CHALLENGE
Show every line in the entries below where the word "capital" appears.

[Figure dataset records]
:::::
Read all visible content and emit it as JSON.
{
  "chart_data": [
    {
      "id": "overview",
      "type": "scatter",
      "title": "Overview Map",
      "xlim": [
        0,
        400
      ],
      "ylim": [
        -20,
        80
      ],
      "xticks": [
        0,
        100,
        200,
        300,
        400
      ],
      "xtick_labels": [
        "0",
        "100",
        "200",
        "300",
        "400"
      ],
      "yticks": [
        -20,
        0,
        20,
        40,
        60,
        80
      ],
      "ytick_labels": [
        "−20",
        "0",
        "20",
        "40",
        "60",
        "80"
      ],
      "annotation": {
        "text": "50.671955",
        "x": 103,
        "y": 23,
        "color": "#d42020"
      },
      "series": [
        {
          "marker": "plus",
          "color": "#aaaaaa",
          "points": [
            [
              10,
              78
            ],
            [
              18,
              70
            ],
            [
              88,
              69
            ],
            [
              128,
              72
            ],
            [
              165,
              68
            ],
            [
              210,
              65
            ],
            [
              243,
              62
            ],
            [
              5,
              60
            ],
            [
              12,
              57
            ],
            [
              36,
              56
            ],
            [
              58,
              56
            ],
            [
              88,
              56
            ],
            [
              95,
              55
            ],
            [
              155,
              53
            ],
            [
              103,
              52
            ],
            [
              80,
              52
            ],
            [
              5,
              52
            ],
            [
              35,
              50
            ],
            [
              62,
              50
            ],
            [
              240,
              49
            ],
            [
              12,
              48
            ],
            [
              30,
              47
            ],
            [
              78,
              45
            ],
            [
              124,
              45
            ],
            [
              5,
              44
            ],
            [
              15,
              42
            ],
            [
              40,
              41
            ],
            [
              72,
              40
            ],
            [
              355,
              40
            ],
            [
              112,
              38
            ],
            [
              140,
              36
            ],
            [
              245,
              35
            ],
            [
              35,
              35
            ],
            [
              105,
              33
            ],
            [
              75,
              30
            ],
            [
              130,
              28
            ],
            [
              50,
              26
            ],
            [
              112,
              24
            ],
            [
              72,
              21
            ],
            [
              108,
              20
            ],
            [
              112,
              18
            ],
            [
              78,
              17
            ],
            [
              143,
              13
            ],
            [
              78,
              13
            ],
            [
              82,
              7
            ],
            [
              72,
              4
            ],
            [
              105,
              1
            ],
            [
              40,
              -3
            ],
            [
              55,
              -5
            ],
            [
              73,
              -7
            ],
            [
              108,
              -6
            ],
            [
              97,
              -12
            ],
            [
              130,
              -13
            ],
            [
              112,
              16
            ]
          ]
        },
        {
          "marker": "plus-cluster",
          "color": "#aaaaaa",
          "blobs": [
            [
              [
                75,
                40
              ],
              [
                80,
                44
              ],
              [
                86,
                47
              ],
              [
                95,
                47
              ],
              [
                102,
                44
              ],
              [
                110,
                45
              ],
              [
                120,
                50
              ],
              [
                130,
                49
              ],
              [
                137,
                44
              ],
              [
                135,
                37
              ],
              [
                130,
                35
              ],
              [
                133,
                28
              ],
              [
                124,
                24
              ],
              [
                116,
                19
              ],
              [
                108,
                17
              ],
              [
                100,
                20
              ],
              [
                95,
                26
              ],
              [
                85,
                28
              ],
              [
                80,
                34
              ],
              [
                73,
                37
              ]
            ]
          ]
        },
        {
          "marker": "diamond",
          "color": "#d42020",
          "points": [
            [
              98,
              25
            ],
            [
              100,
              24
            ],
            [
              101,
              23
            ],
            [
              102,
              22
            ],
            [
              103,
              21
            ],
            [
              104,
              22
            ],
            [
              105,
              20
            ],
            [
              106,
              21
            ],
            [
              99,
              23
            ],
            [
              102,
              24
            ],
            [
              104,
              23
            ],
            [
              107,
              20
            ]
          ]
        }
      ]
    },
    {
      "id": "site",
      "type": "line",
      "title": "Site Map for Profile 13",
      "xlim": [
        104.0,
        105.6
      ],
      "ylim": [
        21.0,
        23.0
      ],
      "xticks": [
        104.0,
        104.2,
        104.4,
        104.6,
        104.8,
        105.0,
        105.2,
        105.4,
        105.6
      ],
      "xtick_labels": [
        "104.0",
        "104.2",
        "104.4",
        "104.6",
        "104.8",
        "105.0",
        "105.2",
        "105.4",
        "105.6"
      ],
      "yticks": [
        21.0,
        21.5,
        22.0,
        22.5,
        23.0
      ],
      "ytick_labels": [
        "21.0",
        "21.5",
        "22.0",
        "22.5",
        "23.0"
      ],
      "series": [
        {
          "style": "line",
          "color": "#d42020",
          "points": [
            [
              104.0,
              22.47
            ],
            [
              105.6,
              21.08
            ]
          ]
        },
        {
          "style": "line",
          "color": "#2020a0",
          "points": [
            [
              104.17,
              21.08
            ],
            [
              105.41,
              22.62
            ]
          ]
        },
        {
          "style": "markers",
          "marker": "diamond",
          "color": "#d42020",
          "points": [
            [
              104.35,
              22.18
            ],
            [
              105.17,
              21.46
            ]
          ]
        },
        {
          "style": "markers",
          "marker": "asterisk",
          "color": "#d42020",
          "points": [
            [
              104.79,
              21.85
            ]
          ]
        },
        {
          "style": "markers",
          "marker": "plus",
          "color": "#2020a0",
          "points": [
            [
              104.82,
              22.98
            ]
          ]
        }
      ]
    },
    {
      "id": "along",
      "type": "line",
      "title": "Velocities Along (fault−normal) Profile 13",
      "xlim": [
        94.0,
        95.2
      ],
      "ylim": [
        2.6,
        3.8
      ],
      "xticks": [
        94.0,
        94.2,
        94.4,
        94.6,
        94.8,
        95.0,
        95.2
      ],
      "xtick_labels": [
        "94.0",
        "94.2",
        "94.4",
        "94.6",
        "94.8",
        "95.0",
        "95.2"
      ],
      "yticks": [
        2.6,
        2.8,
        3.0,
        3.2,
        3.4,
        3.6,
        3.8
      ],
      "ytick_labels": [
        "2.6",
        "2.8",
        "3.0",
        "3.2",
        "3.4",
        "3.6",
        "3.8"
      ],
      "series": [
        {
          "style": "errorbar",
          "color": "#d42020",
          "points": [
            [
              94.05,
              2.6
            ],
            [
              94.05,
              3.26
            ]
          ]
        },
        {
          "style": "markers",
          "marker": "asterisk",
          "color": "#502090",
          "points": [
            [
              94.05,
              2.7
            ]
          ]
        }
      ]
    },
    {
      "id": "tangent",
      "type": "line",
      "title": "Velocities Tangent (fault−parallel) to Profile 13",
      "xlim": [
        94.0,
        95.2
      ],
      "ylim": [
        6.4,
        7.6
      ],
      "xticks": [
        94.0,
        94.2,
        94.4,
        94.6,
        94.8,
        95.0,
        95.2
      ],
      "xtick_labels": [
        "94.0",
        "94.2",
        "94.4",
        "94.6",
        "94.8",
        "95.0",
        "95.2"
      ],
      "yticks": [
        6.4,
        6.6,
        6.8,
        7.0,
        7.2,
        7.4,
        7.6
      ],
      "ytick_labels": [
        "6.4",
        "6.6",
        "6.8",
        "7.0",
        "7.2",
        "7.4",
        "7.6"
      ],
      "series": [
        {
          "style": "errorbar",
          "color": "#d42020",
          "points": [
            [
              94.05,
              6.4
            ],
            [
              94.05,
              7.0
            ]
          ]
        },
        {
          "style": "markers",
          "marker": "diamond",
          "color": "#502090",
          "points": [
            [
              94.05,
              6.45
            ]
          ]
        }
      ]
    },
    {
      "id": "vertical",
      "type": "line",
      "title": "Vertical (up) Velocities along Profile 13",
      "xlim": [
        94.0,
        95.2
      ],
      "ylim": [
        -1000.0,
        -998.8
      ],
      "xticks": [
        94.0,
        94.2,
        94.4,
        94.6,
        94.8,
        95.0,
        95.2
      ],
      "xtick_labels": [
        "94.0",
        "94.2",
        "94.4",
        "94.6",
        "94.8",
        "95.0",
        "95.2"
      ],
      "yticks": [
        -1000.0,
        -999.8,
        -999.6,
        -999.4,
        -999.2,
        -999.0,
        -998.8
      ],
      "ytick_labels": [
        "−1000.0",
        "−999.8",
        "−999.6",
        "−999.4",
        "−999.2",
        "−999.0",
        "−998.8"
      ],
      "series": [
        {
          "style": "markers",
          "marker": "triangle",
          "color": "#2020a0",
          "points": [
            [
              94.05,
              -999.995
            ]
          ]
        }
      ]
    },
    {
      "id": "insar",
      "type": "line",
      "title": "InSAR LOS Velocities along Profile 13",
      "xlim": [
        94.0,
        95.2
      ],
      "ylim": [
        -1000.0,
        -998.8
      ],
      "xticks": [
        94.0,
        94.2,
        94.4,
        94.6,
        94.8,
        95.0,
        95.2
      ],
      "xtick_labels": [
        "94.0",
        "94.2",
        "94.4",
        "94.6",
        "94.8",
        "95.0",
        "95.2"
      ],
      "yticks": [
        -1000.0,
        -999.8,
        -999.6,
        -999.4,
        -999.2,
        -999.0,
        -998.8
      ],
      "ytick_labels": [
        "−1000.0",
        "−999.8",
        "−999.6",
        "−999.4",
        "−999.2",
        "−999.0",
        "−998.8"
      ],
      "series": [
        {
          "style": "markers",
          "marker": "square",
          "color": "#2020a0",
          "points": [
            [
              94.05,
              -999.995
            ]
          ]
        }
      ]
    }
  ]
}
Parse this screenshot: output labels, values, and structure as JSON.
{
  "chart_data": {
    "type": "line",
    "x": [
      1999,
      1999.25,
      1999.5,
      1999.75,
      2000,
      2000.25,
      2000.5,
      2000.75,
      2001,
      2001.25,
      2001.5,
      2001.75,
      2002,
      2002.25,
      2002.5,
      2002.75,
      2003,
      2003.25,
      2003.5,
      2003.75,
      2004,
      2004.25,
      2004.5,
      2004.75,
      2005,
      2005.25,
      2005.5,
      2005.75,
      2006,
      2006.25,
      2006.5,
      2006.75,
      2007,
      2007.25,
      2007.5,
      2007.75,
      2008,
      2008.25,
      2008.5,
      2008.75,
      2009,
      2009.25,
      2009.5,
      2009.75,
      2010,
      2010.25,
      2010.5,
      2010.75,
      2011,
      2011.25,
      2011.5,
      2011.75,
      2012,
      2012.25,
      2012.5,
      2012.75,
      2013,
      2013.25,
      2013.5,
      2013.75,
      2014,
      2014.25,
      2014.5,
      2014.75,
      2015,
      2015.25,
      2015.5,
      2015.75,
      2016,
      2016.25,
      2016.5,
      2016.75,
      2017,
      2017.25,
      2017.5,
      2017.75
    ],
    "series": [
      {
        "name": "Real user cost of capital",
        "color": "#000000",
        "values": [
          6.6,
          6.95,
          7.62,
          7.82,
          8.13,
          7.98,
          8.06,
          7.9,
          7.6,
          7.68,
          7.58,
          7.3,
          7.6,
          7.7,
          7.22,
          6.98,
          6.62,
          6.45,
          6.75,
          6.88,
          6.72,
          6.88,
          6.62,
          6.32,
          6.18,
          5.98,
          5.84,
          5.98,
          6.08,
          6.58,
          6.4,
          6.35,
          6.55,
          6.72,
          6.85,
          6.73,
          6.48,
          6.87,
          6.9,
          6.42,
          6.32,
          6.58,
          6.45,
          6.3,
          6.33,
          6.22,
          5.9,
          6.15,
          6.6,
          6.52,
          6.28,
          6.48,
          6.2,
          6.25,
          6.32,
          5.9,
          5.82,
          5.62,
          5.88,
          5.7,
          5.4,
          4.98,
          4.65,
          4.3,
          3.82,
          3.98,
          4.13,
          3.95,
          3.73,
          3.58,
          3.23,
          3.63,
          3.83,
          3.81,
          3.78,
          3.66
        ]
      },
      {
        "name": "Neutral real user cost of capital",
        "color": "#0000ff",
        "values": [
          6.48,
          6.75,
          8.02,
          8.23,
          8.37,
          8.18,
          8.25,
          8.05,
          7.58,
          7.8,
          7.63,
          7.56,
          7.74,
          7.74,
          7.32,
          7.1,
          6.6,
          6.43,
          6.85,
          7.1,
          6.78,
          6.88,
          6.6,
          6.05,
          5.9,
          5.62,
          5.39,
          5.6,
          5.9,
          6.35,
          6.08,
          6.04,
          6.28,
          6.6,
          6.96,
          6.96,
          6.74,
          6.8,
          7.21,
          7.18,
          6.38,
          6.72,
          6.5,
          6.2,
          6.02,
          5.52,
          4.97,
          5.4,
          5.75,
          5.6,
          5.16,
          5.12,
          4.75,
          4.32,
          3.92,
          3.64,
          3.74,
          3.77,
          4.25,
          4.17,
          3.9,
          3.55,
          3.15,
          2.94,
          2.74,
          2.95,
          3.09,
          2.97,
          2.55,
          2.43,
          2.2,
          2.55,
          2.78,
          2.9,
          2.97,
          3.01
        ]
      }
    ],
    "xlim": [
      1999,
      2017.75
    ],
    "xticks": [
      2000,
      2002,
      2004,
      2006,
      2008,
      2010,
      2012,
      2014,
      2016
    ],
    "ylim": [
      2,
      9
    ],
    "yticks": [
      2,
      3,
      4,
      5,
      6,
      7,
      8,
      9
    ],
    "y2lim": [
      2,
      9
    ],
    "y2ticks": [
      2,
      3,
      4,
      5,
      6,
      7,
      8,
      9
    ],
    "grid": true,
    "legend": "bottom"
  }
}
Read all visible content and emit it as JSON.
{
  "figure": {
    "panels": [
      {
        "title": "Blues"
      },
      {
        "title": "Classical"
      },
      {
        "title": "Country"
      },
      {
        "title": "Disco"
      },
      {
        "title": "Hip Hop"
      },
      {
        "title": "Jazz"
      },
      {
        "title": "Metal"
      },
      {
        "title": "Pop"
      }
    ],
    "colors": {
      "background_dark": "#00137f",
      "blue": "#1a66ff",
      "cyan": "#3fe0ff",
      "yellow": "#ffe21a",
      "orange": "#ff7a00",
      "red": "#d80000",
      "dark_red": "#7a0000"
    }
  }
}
:::::
RESPONSE TO THE EXERCISE
        "name": "Real user cost of capital",
        "name": "Neutral real user cost of capital",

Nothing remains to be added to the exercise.